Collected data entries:
──────────
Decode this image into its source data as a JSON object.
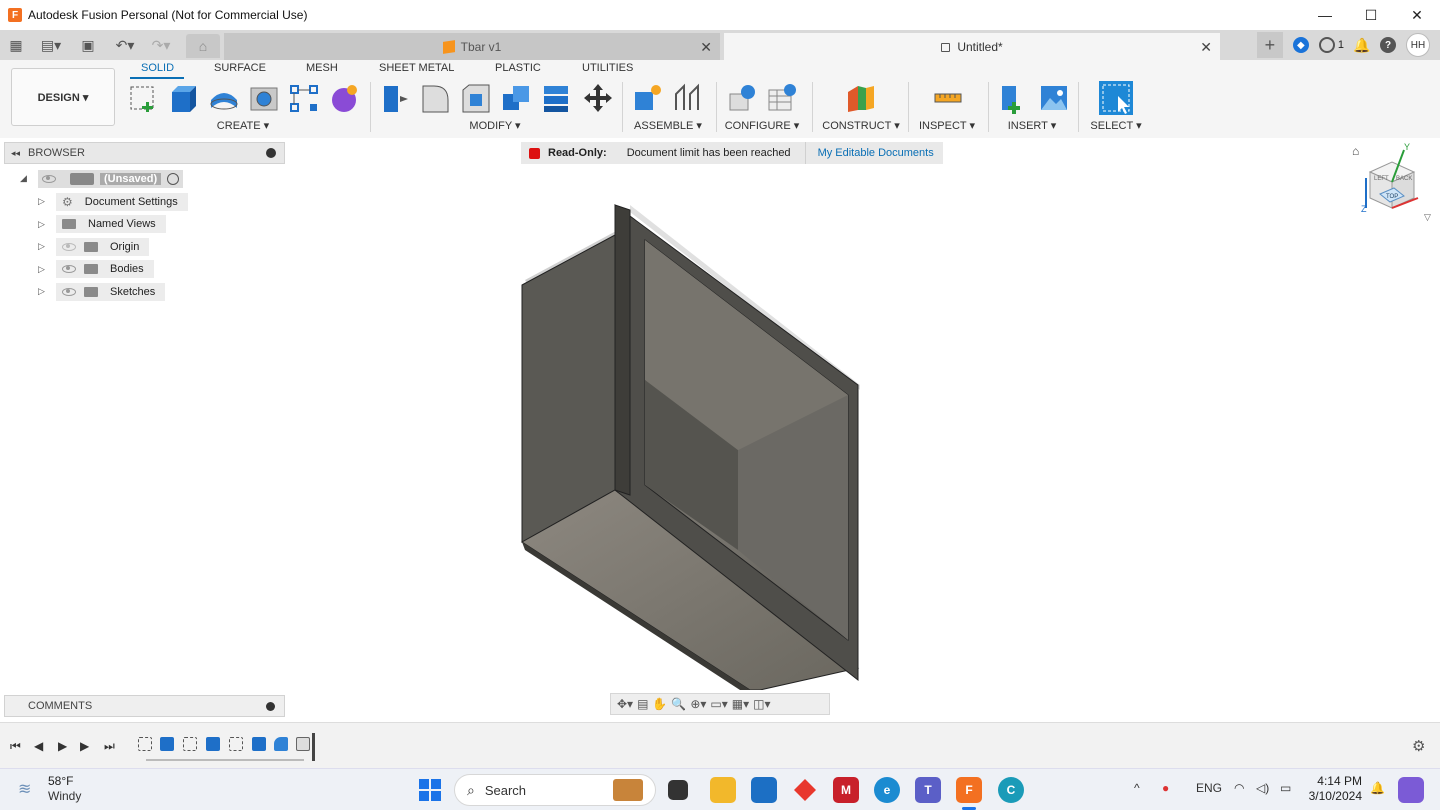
{
  "window": {
    "title": "Autodesk Fusion Personal (Not for Commercial Use)",
    "logo_letter": "F",
    "minimize": "—",
    "maximize": "☐",
    "close": "✕"
  },
  "tabs": {
    "inactive_tab": "Tbar v1",
    "active_tab": "Untitled*",
    "close": "✕",
    "plus": "+",
    "jobs_count": "1",
    "avatar": "HH"
  },
  "toolbar": {
    "design_button": "DESIGN ▾",
    "workspace_tabs": [
      "SOLID",
      "SURFACE",
      "MESH",
      "SHEET METAL",
      "PLASTIC",
      "UTILITIES"
    ],
    "groups": [
      "CREATE ▾",
      "MODIFY ▾",
      "ASSEMBLE ▾",
      "CONFIGURE ▾",
      "CONSTRUCT ▾",
      "INSPECT ▾",
      "INSERT ▾",
      "SELECT ▾"
    ]
  },
  "browser": {
    "header": "BROWSER",
    "root": "(Unsaved)",
    "items": [
      "Document Settings",
      "Named Views",
      "Origin",
      "Bodies",
      "Sketches"
    ]
  },
  "banner": {
    "label": "Read-Only:",
    "message": "Document limit has been reached",
    "link": "My Editable Documents"
  },
  "viewcube": {
    "top_face": "TOP",
    "left_face": "LEFT",
    "back_face": "BACK",
    "axis_y": "Y",
    "axis_z": "Z"
  },
  "comments": {
    "label": "COMMENTS"
  },
  "taskbar": {
    "weather_temp": "58°F",
    "weather_cond": "Windy",
    "search_placeholder": "Search",
    "language": "ENG",
    "time": "4:14 PM",
    "date": "3/10/2024"
  },
  "colors": {
    "accent": "#0a6fb5",
    "fusion_orange": "#f37021",
    "toolbar_bg": "#f5f5f5",
    "model_dark": "#5b5a55"
  }
}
──────────
● **To do**:
Write out all the entries again, word for word, and print no images.

● **Task answer**:
Decode this image into its source data as a JSON object.
{
  "window": {
    "title": "Autodesk Fusion Personal (Not for Commercial Use)",
    "logo_letter": "F",
    "minimize": "—",
    "maximize": "☐",
    "close": "✕"
  },
  "tabs": {
    "inactive_tab": "Tbar v1",
    "active_tab": "Untitled*",
    "close": "✕",
    "plus": "+",
    "jobs_count": "1",
    "avatar": "HH"
  },
  "toolbar": {
    "design_button": "DESIGN ▾",
    "workspace_tabs": [
      "SOLID",
      "SURFACE",
      "MESH",
      "SHEET METAL",
      "PLASTIC",
      "UTILITIES"
    ],
    "groups": [
      "CREATE ▾",
      "MODIFY ▾",
      "ASSEMBLE ▾",
      "CONFIGURE ▾",
      "CONSTRUCT ▾",
      "INSPECT ▾",
      "INSERT ▾",
      "SELECT ▾"
    ]
  },
  "browser": {
    "header": "BROWSER",
    "root": "(Unsaved)",
    "items": [
      "Document Settings",
      "Named Views",
      "Origin",
      "Bodies",
      "Sketches"
    ]
  },
  "banner": {
    "label": "Read-Only:",
    "message": "Document limit has been reached",
    "link": "My Editable Documents"
  },
  "viewcube": {
    "top_face": "TOP",
    "left_face": "LEFT",
    "back_face": "BACK",
    "axis_y": "Y",
    "axis_z": "Z"
  },
  "comments": {
    "label": "COMMENTS"
  },
  "taskbar": {
    "weather_temp": "58°F",
    "weather_cond": "Windy",
    "search_placeholder": "Search",
    "language": "ENG",
    "time": "4:14 PM",
    "date": "3/10/2024"
  },
  "colors": {
    "accent": "#0a6fb5",
    "fusion_orange": "#f37021",
    "toolbar_bg": "#f5f5f5",
    "model_dark": "#5b5a55"
  }
}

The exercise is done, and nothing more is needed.